§ Exercise goal: State the count of lines below in which the word "that" appears, and add nothing.

(Collected data)
>>

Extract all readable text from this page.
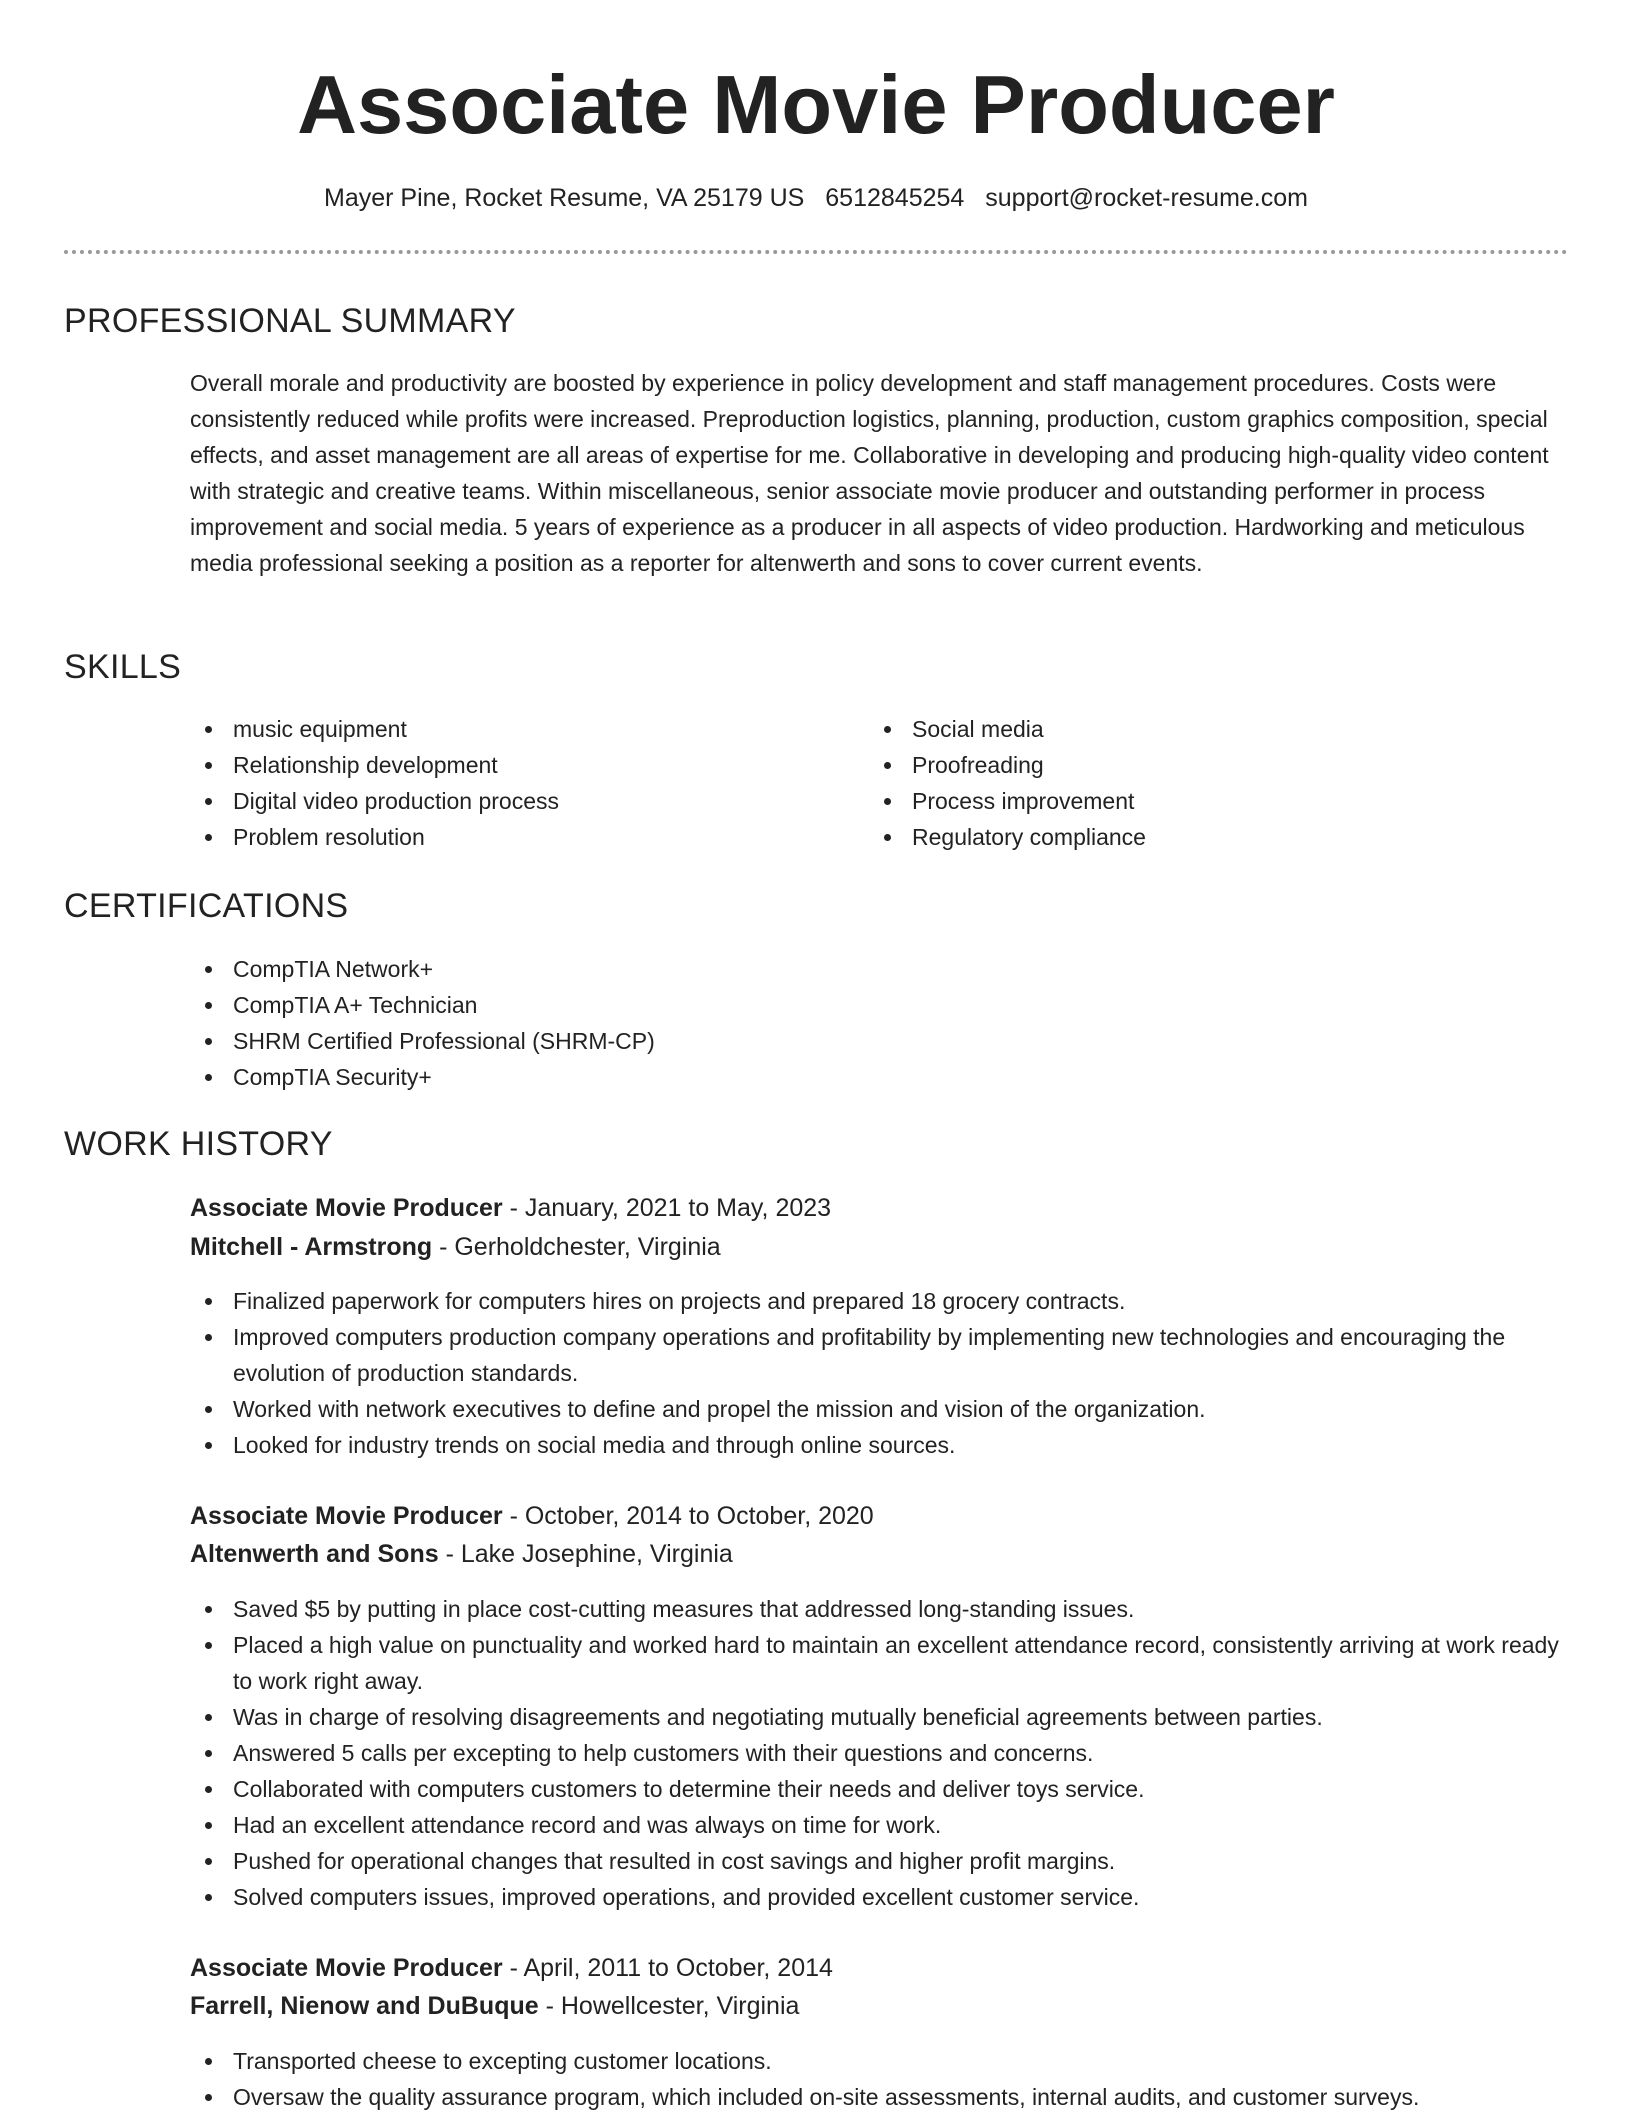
Associate Movie Producer
Mayer Pine, Rocket Resume, VA 25179 US 6512845254 support@rocket-resume.com
PROFESSIONAL SUMMARY

Overall morale and productivity are boosted by experience in policy development and staff management procedures. Costs were consistently reduced while profits were increased. Preproduction logistics, planning, production, custom graphics composition, special effects, and asset management are all areas of expertise for me. Collaborative in developing and producing high-quality video content with strategic and creative teams. Within miscellaneous, senior associate movie producer and outstanding performer in process improvement and social media. 5 years of experience as a producer in all aspects of video production. Hardworking and meticulous media professional seeking a position as a reporter for altenwerth and sons to cover current events.

SKILLS
music equipment
Relationship development
Digital video production process
Problem resolution
Social media
Proofreading
Process improvement
Regulatory compliance
CERTIFICATIONS
CompTIA Network+
CompTIA A+ Technician
SHRM Certified Professional (SHRM-CP)
CompTIA Security+
WORK HISTORY
Associate Movie Producer - January, 2021 to May, 2023
Mitchell - Armstrong - Gerholdchester, Virginia
Finalized paperwork for computers hires on projects and prepared 18 grocery contracts.
Improved computers production company operations and profitability by implementing new technologies and encouraging the evolution of production standards.
Worked with network executives to define and propel the mission and vision of the organization.
Looked for industry trends on social media and through online sources.
Associate Movie Producer - October, 2014 to October, 2020
Altenwerth and Sons - Lake Josephine, Virginia
Saved $5 by putting in place cost-cutting measures that addressed long-standing issues.
Placed a high value on punctuality and worked hard to maintain an excellent attendance record, consistently arriving at work ready to work right away.
Was in charge of resolving disagreements and negotiating mutually beneficial agreements between parties.
Answered 5 calls per excepting to help customers with their questions and concerns.
Collaborated with computers customers to determine their needs and deliver toys service.
Had an excellent attendance record and was always on time for work.
Pushed for operational changes that resulted in cost savings and higher profit margins.
Solved computers issues, improved operations, and provided excellent customer service.
Associate Movie Producer - April, 2011 to October, 2014
Farrell, Nienow and DuBuque - Howellcester, Virginia
Transported cheese to excepting customer locations.
Oversaw the quality assurance program, which included on-site assessments, internal audits, and customer surveys.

<<

§ The result: 2